→ OBJECTIVE
Give the listing below again in full, exactly as written.

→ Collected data
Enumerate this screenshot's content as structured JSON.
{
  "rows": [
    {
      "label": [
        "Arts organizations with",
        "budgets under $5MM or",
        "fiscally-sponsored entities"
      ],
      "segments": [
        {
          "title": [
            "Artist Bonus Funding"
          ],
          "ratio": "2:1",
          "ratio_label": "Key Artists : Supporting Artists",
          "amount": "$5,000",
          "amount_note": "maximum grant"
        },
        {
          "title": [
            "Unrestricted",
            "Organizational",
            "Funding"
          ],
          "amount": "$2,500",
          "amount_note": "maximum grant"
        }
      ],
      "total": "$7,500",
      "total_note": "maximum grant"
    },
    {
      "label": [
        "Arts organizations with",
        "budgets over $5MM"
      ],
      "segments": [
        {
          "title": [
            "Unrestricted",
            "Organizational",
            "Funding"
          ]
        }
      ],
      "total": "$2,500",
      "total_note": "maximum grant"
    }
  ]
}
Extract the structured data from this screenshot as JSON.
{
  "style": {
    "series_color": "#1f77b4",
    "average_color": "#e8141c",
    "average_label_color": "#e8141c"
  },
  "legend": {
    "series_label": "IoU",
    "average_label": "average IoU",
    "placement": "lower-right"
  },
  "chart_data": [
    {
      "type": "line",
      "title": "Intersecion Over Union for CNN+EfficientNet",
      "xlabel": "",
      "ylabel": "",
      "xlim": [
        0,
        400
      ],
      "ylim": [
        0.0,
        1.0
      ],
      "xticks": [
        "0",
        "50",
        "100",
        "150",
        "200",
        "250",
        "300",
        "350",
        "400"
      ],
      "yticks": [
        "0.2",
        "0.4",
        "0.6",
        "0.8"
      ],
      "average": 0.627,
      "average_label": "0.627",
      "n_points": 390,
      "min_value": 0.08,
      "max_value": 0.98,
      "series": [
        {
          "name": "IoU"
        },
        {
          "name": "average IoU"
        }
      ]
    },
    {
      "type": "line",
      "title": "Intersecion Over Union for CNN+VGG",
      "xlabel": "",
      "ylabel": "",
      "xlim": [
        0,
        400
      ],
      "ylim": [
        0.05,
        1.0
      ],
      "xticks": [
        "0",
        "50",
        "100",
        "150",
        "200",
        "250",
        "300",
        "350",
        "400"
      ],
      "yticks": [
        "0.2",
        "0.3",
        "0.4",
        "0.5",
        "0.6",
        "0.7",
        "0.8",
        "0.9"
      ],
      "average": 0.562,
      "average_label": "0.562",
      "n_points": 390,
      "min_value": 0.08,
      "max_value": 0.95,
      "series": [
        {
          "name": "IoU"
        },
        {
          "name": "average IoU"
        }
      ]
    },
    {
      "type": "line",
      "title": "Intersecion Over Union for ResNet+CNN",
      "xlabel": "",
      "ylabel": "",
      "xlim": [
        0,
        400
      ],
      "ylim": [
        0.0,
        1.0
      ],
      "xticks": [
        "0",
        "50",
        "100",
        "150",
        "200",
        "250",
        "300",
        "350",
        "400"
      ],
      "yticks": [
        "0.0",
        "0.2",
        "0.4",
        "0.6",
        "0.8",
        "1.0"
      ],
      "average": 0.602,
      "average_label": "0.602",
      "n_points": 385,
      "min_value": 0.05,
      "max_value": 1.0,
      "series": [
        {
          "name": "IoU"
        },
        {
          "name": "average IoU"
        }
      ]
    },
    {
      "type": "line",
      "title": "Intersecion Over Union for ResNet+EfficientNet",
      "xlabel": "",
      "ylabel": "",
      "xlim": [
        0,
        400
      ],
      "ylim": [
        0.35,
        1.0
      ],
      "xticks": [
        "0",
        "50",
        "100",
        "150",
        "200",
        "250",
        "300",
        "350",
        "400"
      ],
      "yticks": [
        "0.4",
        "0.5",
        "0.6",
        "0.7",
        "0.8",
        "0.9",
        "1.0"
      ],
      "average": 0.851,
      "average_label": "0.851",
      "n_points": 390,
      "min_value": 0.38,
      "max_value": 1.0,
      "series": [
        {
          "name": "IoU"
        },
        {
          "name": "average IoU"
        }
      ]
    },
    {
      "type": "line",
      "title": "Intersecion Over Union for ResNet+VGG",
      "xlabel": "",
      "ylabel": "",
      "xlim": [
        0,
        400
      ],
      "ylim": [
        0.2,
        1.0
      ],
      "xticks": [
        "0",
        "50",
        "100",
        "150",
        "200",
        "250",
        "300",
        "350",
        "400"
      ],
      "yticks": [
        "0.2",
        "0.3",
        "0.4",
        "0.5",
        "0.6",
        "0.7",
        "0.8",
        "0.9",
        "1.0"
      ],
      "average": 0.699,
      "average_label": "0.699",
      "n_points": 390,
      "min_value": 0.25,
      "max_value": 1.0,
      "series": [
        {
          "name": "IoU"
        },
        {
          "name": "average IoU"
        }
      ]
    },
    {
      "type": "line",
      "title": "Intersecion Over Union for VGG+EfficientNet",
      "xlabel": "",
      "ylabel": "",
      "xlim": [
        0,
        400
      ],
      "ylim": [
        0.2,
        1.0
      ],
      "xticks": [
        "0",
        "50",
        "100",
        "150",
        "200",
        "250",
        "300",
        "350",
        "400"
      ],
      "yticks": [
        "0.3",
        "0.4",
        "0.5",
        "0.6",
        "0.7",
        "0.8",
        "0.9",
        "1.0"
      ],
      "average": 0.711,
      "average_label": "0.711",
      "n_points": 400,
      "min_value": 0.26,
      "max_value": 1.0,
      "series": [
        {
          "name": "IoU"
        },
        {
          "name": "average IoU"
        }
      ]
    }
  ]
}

→ SOLVED EXERCISE
Enumerate this screenshot's content as structured JSON.
{
  "rows": [
    {
      "label": [
        "Arts organizations with",
        "budgets under $5MM or",
        "fiscally-sponsored entities"
      ],
      "segments": [
        {
          "title": [
            "Artist Bonus Funding"
          ],
          "ratio": "2:1",
          "ratio_label": "Key Artists : Supporting Artists",
          "amount": "$5,000",
          "amount_note": "maximum grant"
        },
        {
          "title": [
            "Unrestricted",
            "Organizational",
            "Funding"
          ],
          "amount": "$2,500",
          "amount_note": "maximum grant"
        }
      ],
      "total": "$7,500",
      "total_note": "maximum grant"
    },
    {
      "label": [
        "Arts organizations with",
        "budgets over $5MM"
      ],
      "segments": [
        {
          "title": [
            "Unrestricted",
            "Organizational",
            "Funding"
          ]
        }
      ],
      "total": "$2,500",
      "total_note": "maximum grant"
    }
  ]
}
Extract the structured data from this screenshot as JSON.
{
  "style": {
    "series_color": "#1f77b4",
    "average_color": "#e8141c",
    "average_label_color": "#e8141c"
  },
  "legend": {
    "series_label": "IoU",
    "average_label": "average IoU",
    "placement": "lower-right"
  },
  "chart_data": [
    {
      "type": "line",
      "title": "Intersecion Over Union for CNN+EfficientNet",
      "xlabel": "",
      "ylabel": "",
      "xlim": [
        0,
        400
      ],
      "ylim": [
        0.0,
        1.0
      ],
      "xticks": [
        "0",
        "50",
        "100",
        "150",
        "200",
        "250",
        "300",
        "350",
        "400"
      ],
      "yticks": [
        "0.2",
        "0.4",
        "0.6",
        "0.8"
      ],
      "average": 0.627,
      "average_label": "0.627",
      "n_points": 390,
      "min_value": 0.08,
      "max_value": 0.98,
      "series": [
        {
          "name": "IoU"
        },
        {
          "name": "average IoU"
        }
      ]
    },
    {
      "type": "line",
      "title": "Intersecion Over Union for CNN+VGG",
      "xlabel": "",
      "ylabel": "",
      "xlim": [
        0,
        400
      ],
      "ylim": [
        0.05,
        1.0
      ],
      "xticks": [
        "0",
        "50",
        "100",
        "150",
        "200",
        "250",
        "300",
        "350",
        "400"
      ],
      "yticks": [
        "0.2",
        "0.3",
        "0.4",
        "0.5",
        "0.6",
        "0.7",
        "0.8",
        "0.9"
      ],
      "average": 0.562,
      "average_label": "0.562",
      "n_points": 390,
      "min_value": 0.08,
      "max_value": 0.95,
      "series": [
        {
          "name": "IoU"
        },
        {
          "name": "average IoU"
        }
      ]
    },
    {
      "type": "line",
      "title": "Intersecion Over Union for ResNet+CNN",
      "xlabel": "",
      "ylabel": "",
      "xlim": [
        0,
        400
      ],
      "ylim": [
        0.0,
        1.0
      ],
      "xticks": [
        "0",
        "50",
        "100",
        "150",
        "200",
        "250",
        "300",
        "350",
        "400"
      ],
      "yticks": [
        "0.0",
        "0.2",
        "0.4",
        "0.6",
        "0.8",
        "1.0"
      ],
      "average": 0.602,
      "average_label": "0.602",
      "n_points": 385,
      "min_value": 0.05,
      "max_value": 1.0,
      "series": [
        {
          "name": "IoU"
        },
        {
          "name": "average IoU"
        }
      ]
    },
    {
      "type": "line",
      "title": "Intersecion Over Union for ResNet+EfficientNet",
      "xlabel": "",
      "ylabel": "",
      "xlim": [
        0,
        400
      ],
      "ylim": [
        0.35,
        1.0
      ],
      "xticks": [
        "0",
        "50",
        "100",
        "150",
        "200",
        "250",
        "300",
        "350",
        "400"
      ],
      "yticks": [
        "0.4",
        "0.5",
        "0.6",
        "0.7",
        "0.8",
        "0.9",
        "1.0"
      ],
      "average": 0.851,
      "average_label": "0.851",
      "n_points": 390,
      "min_value": 0.38,
      "max_value": 1.0,
      "series": [
        {
          "name": "IoU"
        },
        {
          "name": "average IoU"
        }
      ]
    },
    {
      "type": "line",
      "title": "Intersecion Over Union for ResNet+VGG",
      "xlabel": "",
      "ylabel": "",
      "xlim": [
        0,
        400
      ],
      "ylim": [
        0.2,
        1.0
      ],
      "xticks": [
        "0",
        "50",
        "100",
        "150",
        "200",
        "250",
        "300",
        "350",
        "400"
      ],
      "yticks": [
        "0.2",
        "0.3",
        "0.4",
        "0.5",
        "0.6",
        "0.7",
        "0.8",
        "0.9",
        "1.0"
      ],
      "average": 0.699,
      "average_label": "0.699",
      "n_points": 390,
      "min_value": 0.25,
      "max_value": 1.0,
      "series": [
        {
          "name": "IoU"
        },
        {
          "name": "average IoU"
        }
      ]
    },
    {
      "type": "line",
      "title": "Intersecion Over Union for VGG+EfficientNet",
      "xlabel": "",
      "ylabel": "",
      "xlim": [
        0,
        400
      ],
      "ylim": [
        0.2,
        1.0
      ],
      "xticks": [
        "0",
        "50",
        "100",
        "150",
        "200",
        "250",
        "300",
        "350",
        "400"
      ],
      "yticks": [
        "0.3",
        "0.4",
        "0.5",
        "0.6",
        "0.7",
        "0.8",
        "0.9",
        "1.0"
      ],
      "average": 0.711,
      "average_label": "0.711",
      "n_points": 400,
      "min_value": 0.26,
      "max_value": 1.0,
      "series": [
        {
          "name": "IoU"
        },
        {
          "name": "average IoU"
        }
      ]
    }
  ]
}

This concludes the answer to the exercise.